=== Problem requirements ===
Put the records from the line with "Patent image size: (1328, 880)." to the line with "The rollers 103 is at (810, 612)." into a two-column CSV with the columns input and output, one row per record. Place each record's text and its answer in a single quoted field, with line breaks replaced by spaces.

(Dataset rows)

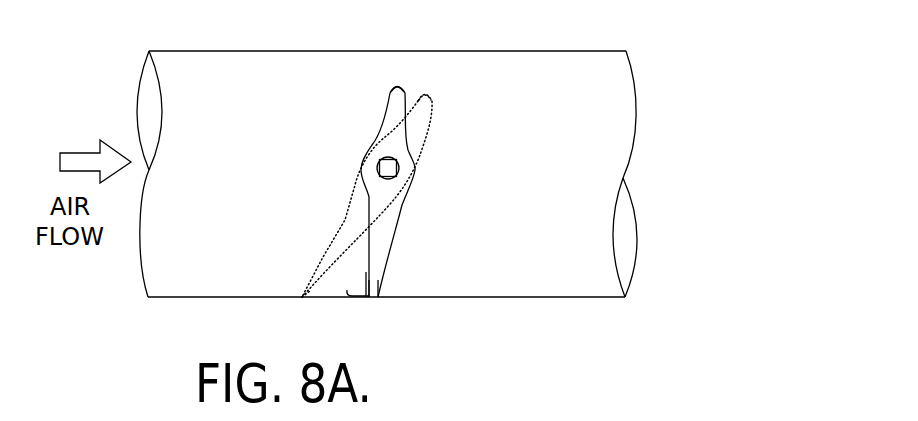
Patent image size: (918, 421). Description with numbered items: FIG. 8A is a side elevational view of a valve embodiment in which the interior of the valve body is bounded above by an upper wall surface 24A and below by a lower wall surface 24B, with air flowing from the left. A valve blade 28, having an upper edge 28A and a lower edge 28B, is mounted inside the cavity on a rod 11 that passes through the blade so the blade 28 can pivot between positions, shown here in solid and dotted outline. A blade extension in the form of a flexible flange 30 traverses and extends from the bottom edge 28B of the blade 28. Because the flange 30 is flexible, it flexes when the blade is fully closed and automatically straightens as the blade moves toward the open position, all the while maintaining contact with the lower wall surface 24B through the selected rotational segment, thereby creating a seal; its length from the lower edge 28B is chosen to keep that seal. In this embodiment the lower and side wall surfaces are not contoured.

The rod 11 is at (389, 169).
The upper wall surface 24A is at (412, 51).
The lower wall surface 24B is at (490, 297).
The valve blade 28 is at (346, 213).
The upper edge 28A is at (447, 90).
The lower edge 28B is at (372, 297).
The flexible flange 30 is at (302, 291).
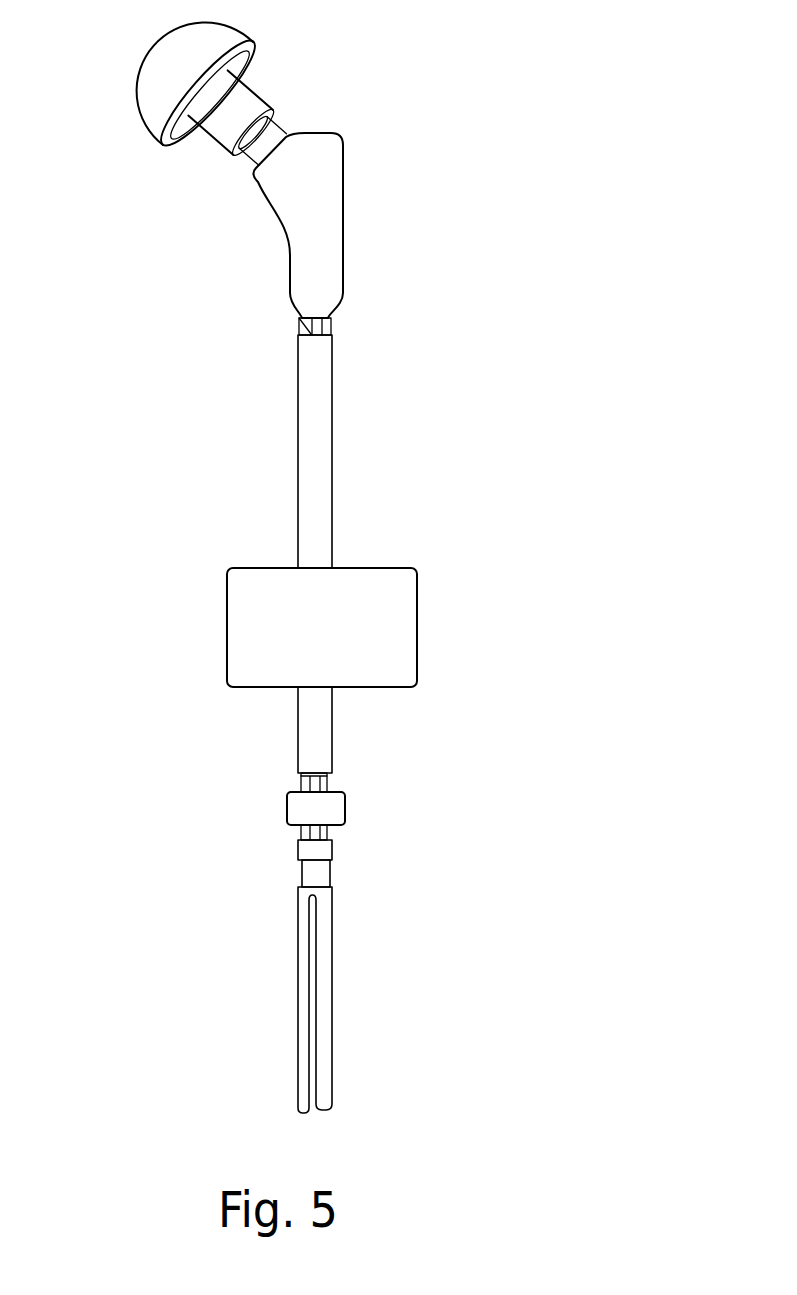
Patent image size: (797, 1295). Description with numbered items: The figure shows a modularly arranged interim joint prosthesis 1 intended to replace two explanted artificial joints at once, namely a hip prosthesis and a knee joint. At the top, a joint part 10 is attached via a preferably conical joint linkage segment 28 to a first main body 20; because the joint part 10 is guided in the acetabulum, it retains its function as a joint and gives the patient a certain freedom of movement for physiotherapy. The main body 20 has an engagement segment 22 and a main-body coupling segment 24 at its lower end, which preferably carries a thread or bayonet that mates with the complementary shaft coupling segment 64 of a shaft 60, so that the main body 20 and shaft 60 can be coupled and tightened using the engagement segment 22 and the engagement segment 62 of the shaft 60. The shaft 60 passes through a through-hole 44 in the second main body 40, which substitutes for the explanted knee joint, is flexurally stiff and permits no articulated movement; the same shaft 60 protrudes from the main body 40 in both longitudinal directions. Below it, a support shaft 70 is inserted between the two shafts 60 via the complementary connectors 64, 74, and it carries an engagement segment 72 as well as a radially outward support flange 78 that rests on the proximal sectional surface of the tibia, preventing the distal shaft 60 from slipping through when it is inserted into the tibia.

The interim joint prosthesis 1 is at (421, 67).
The joint part 10 is at (157, 67).
The joint linkage segment 28 is at (270, 132).
The main body 20 is at (374, 204).
The engagement segment 22 is at (300, 322).
The main-body coupling segment 24 is at (330, 320).
The shaft 60 is at (317, 724).
The shaft coupling segment 64 is at (313, 377).
The engagement segment 62 is at (317, 732).
The main body 40 is at (435, 611).
The hole 44 is at (347, 557).
The support shaft 70 is at (328, 809).
The complementary connector 74 is at (325, 788).
The support flange 78 is at (292, 812).
The engagement segment 72 is at (323, 840).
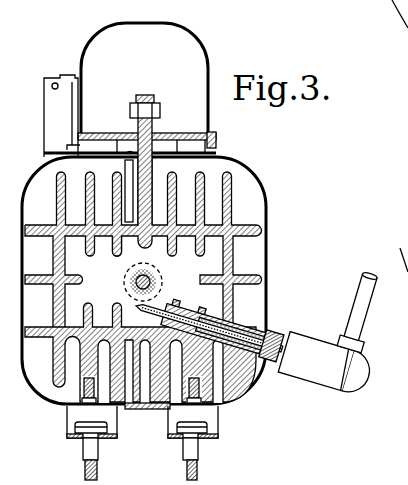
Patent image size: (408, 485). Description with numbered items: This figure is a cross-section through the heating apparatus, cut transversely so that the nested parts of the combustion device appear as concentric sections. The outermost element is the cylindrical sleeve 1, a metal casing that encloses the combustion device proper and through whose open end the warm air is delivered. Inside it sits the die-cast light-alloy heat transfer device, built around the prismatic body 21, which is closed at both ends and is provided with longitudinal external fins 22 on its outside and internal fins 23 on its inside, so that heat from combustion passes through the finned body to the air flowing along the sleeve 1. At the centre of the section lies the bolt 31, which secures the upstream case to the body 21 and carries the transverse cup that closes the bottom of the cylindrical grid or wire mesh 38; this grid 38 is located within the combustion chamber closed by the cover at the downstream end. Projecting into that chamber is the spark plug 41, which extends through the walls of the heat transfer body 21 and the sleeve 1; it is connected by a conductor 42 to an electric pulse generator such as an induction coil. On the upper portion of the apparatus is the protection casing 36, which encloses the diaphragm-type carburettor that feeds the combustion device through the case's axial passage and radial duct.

The cylindrical sleeve 1 is at (265, 203).
The prismatic body 21 is at (236, 258).
The external fins 22 is at (230, 188).
The internal fins 23 is at (108, 266).
The bolt 31 is at (157, 285).
The protection casing 36 is at (82, 52).
The cylindrical grid or wire mesh 38 is at (162, 266).
The spark plug 41 is at (172, 332).
The conductor 42 is at (362, 300).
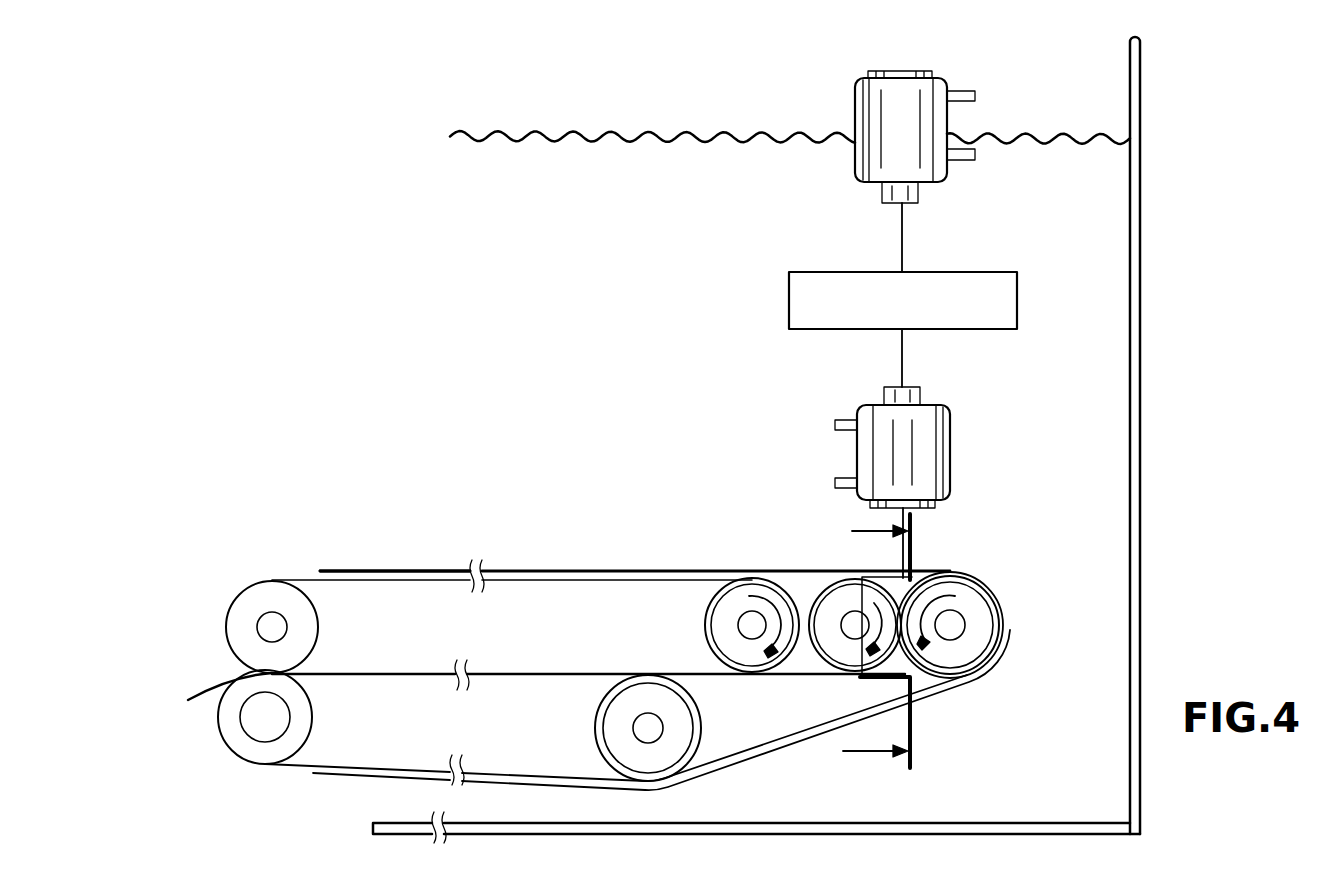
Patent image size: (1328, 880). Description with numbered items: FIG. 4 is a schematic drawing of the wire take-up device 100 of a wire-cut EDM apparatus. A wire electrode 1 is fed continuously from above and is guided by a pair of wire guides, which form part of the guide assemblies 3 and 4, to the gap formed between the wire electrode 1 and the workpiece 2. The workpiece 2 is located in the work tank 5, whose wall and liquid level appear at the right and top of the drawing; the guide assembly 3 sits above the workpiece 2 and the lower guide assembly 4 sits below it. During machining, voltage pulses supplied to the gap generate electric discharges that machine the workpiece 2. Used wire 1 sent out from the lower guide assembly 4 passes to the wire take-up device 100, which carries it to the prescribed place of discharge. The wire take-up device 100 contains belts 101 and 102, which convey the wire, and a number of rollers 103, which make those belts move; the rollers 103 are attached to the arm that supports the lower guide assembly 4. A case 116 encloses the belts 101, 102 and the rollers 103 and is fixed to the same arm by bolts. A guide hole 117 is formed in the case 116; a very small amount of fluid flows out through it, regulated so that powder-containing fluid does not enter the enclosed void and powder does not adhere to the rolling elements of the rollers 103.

The wire electrode 1 is at (902, 227).
The workpiece 2 is at (832, 280).
The guide assembly 3 is at (866, 92).
The lower guide assembly 4 is at (932, 452).
The work tank 5 is at (1135, 78).
The wire take-up device 100 is at (800, 795).
The belt 101 is at (298, 767).
The belt 102 is at (300, 580).
The rollers 103 is at (810, 612).
The case 116 is at (510, 571).
The guide hole 117 is at (900, 577).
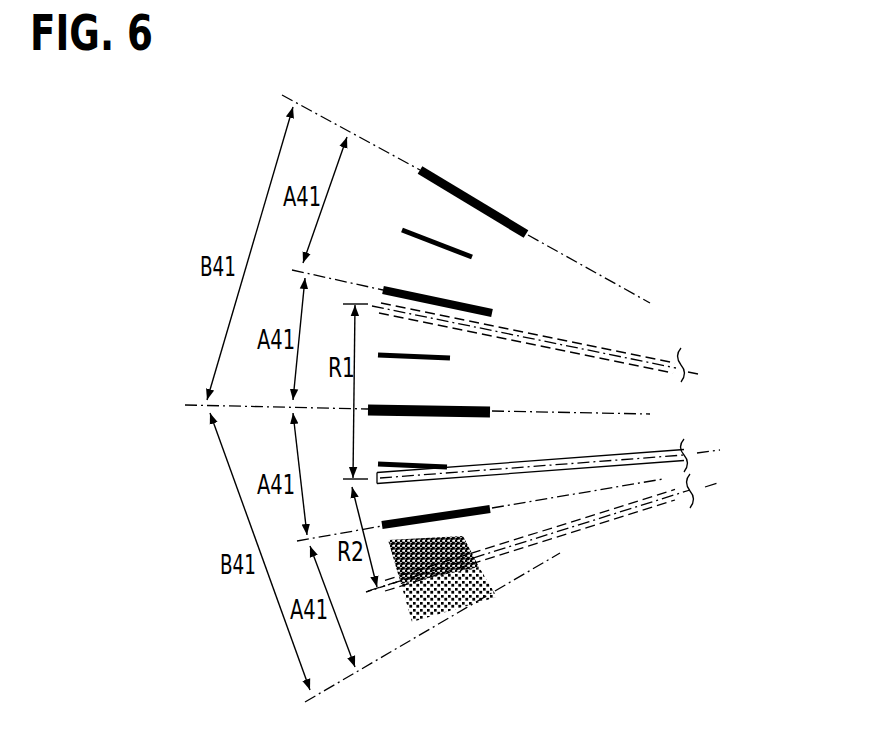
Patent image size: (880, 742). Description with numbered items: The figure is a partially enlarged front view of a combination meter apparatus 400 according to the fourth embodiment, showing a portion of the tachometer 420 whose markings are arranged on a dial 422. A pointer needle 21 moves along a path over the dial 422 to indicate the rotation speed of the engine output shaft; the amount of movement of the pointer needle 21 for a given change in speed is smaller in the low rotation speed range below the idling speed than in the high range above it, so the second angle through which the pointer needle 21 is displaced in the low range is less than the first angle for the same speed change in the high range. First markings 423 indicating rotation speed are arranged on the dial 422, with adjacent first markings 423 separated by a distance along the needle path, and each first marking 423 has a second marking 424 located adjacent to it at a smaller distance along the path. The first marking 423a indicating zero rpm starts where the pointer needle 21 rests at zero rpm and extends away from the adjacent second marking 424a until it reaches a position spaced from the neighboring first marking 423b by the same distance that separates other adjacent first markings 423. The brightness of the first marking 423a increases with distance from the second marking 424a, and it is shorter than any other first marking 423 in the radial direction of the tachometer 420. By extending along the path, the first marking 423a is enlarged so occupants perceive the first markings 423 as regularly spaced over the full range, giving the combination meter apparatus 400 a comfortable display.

The pointer needle 21 is at (643, 352).
The combination meter apparatus 400 is at (697, 190).
The tachometer 420 is at (480, 171).
The dial 422 is at (397, 600).
The first marking 423 is at (425, 168).
The first marking 423a is at (447, 593).
The first marking 423b is at (387, 416).
The second marking 424 is at (400, 287).
The second marking 424a is at (443, 537).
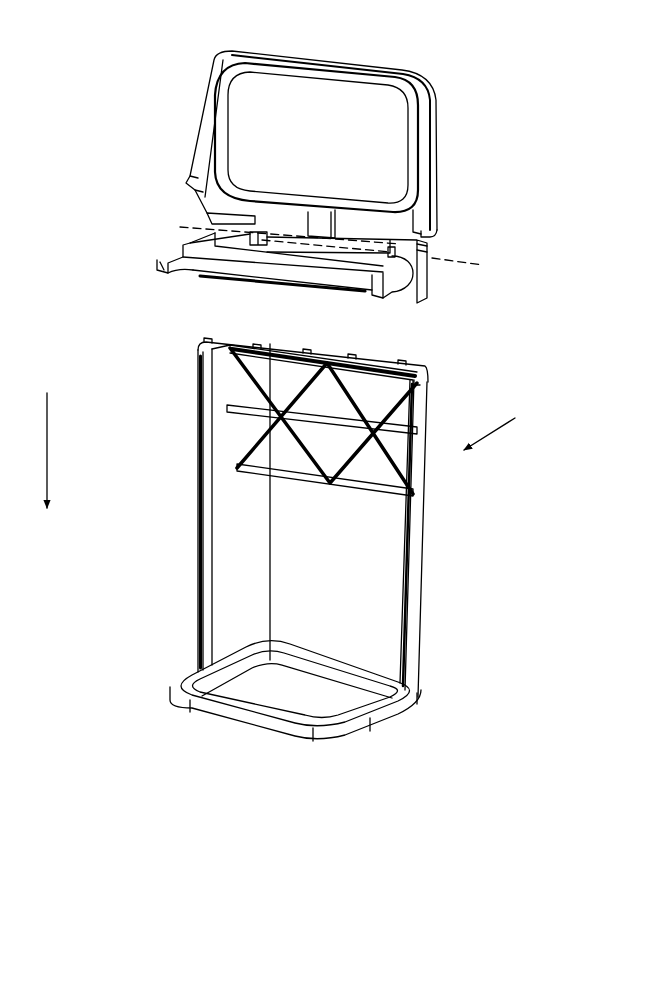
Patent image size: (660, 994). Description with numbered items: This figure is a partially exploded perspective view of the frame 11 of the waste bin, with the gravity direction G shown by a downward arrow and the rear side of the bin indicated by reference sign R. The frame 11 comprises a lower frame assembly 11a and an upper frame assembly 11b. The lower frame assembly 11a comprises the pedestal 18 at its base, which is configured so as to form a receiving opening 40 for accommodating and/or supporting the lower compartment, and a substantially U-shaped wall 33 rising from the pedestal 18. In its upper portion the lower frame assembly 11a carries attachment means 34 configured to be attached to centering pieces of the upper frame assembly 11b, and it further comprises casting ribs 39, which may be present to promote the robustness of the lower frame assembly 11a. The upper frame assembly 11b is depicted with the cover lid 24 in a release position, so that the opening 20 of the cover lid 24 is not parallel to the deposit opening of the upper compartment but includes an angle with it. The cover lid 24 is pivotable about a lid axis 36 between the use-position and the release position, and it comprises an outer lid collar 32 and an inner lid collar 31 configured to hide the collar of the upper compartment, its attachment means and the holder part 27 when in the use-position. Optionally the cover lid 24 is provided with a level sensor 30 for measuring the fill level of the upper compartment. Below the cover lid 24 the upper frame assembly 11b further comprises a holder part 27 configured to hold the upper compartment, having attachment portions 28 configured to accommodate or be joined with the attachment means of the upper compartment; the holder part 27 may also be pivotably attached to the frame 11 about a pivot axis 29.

The frame 11 is at (580, 665).
The lower frame assembly 11a is at (182, 640).
The upper frame assembly 11b is at (163, 138).
The pedestal 18 is at (385, 717).
The opening 20 is at (308, 120).
The cover lid 24 is at (435, 96).
The holder part 27 is at (388, 298).
The attachment portions 28 is at (185, 258).
The pivot axis 29 is at (448, 264).
The level sensor 30 is at (347, 215).
The inner lid collar 31 is at (222, 132).
The outer lid collar 32 is at (193, 177).
The U-shaped wall 33 is at (207, 612).
The attachment means 34 is at (260, 338).
The lid axis 36 is at (440, 248).
The casting ribs 39 is at (278, 480).
The receiving opening 40 is at (279, 691).
The gravity direction G is at (48, 426).
The rear side R is at (497, 423).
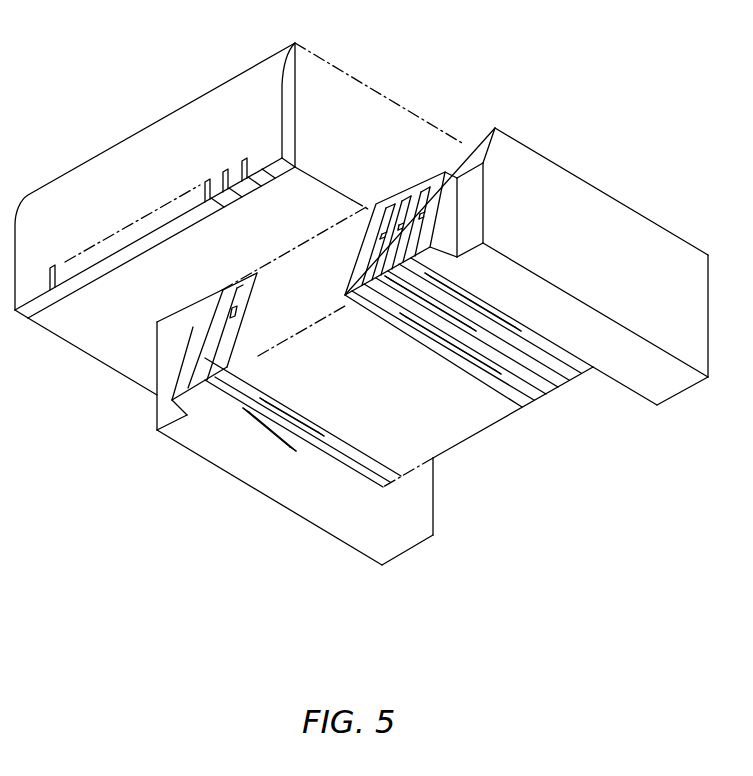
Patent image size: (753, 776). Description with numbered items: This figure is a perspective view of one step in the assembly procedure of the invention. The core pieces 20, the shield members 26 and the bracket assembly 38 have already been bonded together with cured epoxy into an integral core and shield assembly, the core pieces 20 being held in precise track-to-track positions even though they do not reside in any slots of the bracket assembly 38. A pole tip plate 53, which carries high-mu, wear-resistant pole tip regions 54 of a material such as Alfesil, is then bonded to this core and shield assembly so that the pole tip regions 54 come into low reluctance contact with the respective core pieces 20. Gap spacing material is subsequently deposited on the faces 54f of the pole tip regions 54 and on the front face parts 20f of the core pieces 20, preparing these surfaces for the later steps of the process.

The pole tip plate 53 is at (287, 127).
The pole tip regions 54 is at (205, 182).
The faces of the pole tips 54f is at (221, 210).
The bracket assembly 38 is at (637, 230).
The core pieces 20 is at (217, 350).
The front face parts of the core pieces 20f is at (217, 385).
The shield members 26 is at (222, 300).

=== Problem solution ===
input,output
"Patent image size: (1328, 880). Description with numbered items: FIG. 4 is a schematic drawing of the wire take-up device 100 of a wire-cut EDM apparatus. A wire electrode 1 is fed continuously from above and is guided by a pair of wire guides, which form part of the guide assemblies 3 and 4, to the gap formed between the wire electrode 1 and the workpiece 2. The workpiece 2 is located in the work tank 5, whose wall and liquid level appear at the right and top of the drawing; the guide assembly 3 sits above the workpiece 2 and the lower guide assembly 4 sits below it. During machining, voltage pulses supplied to the gap generate electric discharges that machine the workpiece 2. Used wire 1 sent out from the lower guide assembly 4 passes to the wire take-up device 100, which carries it to the prescribed place of discharge. The wire take-up device 100 contains belts 101 and 102, which convey the wire, and a number of rollers 103, which make those belts move; the rollers 103 are attached to the arm that supports the lower guide assembly 4. A case 116 encloses the belts 101, 102 and the rollers 103 and is fixed to the same arm by bolts. A guide hole 117 is formed in the case 116; a very small amount of fluid flows out through it, regulated so that powder-containing fluid does not enter the enclosed void and powder does not adhere to the rolling elements of the rollers 103.","The wire electrode 1 is at (902, 227). The workpiece 2 is at (832, 280). The guide assembly 3 is at (866, 92). The lower guide assembly 4 is at (932, 452). The work tank 5 is at (1135, 78). The wire take-up device 100 is at (800, 795). The belt 101 is at (298, 767). The belt 102 is at (300, 580). The rollers 103 is at (810, 612)."